--- START ---

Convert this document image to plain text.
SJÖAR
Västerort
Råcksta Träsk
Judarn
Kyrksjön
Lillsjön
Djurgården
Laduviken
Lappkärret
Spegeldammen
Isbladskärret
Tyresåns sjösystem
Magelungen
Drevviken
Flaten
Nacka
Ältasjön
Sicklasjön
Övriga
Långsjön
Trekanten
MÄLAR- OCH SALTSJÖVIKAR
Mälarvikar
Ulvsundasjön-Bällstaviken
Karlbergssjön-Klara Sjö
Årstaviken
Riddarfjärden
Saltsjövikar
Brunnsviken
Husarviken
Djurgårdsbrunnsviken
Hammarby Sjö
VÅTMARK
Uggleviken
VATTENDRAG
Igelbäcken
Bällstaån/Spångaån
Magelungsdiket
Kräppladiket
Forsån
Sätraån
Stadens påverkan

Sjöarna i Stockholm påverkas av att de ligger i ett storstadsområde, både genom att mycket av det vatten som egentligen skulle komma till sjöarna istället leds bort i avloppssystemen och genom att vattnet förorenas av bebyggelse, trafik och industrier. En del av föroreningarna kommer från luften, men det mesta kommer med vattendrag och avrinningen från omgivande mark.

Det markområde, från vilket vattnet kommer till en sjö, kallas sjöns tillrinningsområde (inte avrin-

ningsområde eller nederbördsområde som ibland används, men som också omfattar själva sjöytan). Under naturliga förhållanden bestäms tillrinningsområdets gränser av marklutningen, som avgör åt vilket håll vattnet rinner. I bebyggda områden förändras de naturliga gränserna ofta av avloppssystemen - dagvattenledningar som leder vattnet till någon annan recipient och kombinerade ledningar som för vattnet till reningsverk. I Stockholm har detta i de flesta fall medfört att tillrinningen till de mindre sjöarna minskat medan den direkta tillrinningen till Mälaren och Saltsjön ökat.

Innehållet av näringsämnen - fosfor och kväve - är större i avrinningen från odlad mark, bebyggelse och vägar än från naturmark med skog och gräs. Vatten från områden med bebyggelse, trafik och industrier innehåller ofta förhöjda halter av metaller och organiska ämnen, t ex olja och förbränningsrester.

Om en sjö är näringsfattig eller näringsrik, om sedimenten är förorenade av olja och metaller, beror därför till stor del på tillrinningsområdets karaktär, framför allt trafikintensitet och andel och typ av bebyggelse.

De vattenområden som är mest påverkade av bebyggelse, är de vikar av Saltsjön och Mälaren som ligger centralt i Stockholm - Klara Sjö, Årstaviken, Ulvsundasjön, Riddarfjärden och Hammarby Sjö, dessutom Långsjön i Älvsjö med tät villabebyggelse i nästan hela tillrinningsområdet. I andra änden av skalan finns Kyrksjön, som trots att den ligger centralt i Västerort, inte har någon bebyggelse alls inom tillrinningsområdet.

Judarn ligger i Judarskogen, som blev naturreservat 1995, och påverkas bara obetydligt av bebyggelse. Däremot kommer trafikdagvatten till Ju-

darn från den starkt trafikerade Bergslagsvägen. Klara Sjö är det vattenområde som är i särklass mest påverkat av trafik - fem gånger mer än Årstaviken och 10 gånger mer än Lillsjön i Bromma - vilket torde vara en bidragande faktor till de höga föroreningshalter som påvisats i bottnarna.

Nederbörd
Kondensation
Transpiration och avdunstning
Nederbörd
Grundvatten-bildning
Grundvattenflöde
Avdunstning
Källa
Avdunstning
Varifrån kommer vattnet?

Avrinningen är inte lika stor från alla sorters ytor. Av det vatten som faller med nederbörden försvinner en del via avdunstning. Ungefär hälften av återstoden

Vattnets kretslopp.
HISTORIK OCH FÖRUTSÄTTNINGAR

--- END ---

REQUIRED ACTION -
The result should be every line of the material that contains the word "bebyggelse", so copy those lines.

TASK RESPONSE -
Sjöarna i Stockholm påverkas av att de ligger i ett storstadsområde, både genom att mycket av det vatten som egentligen skulle komma till sjöarna istället leds bort i avloppssystemen och genom att vattnet förorenas av bebyggelse, trafik och industrier. En del av föroreningarna kommer från luften, men det mesta kommer med vattendrag och avrinningen från omgivande mark.
Innehållet av näringsämnen - fosfor och kväve - är större i avrinningen från odlad mark, bebyggelse och vägar än från naturmark med skog och gräs. Vatten från områden med bebyggelse, trafik och industrier innehåller ofta förhöjda halter av metaller och organiska ämnen, t ex olja och förbränningsrester.
Om en sjö är näringsfattig eller näringsrik, om sedimenten är förorenade av olja och metaller, beror därför till stor del på tillrinningsområdets karaktär, framför allt trafikintensitet och andel och typ av bebyggelse.
De vattenområden som är mest påverkade av bebyggelse, är de vikar av Saltsjön och Mälaren som ligger centralt i Stockholm - Klara Sjö, Årstaviken, Ulvsundasjön, Riddarfjärden och Hammarby Sjö, dessutom Långsjön i Älvsjö med tät villabebyggelse i nästan hela tillrinningsområdet. I andra änden av skalan finns Kyrksjön, som trots att den ligger centralt i Västerort, inte har någon bebyggelse alls inom tillrinningsområdet.
Judarn ligger i Judarskogen, som blev naturreservat 1995, och påverkas bara obetydligt av bebyggelse. Däremot kommer trafikdagvatten till Ju-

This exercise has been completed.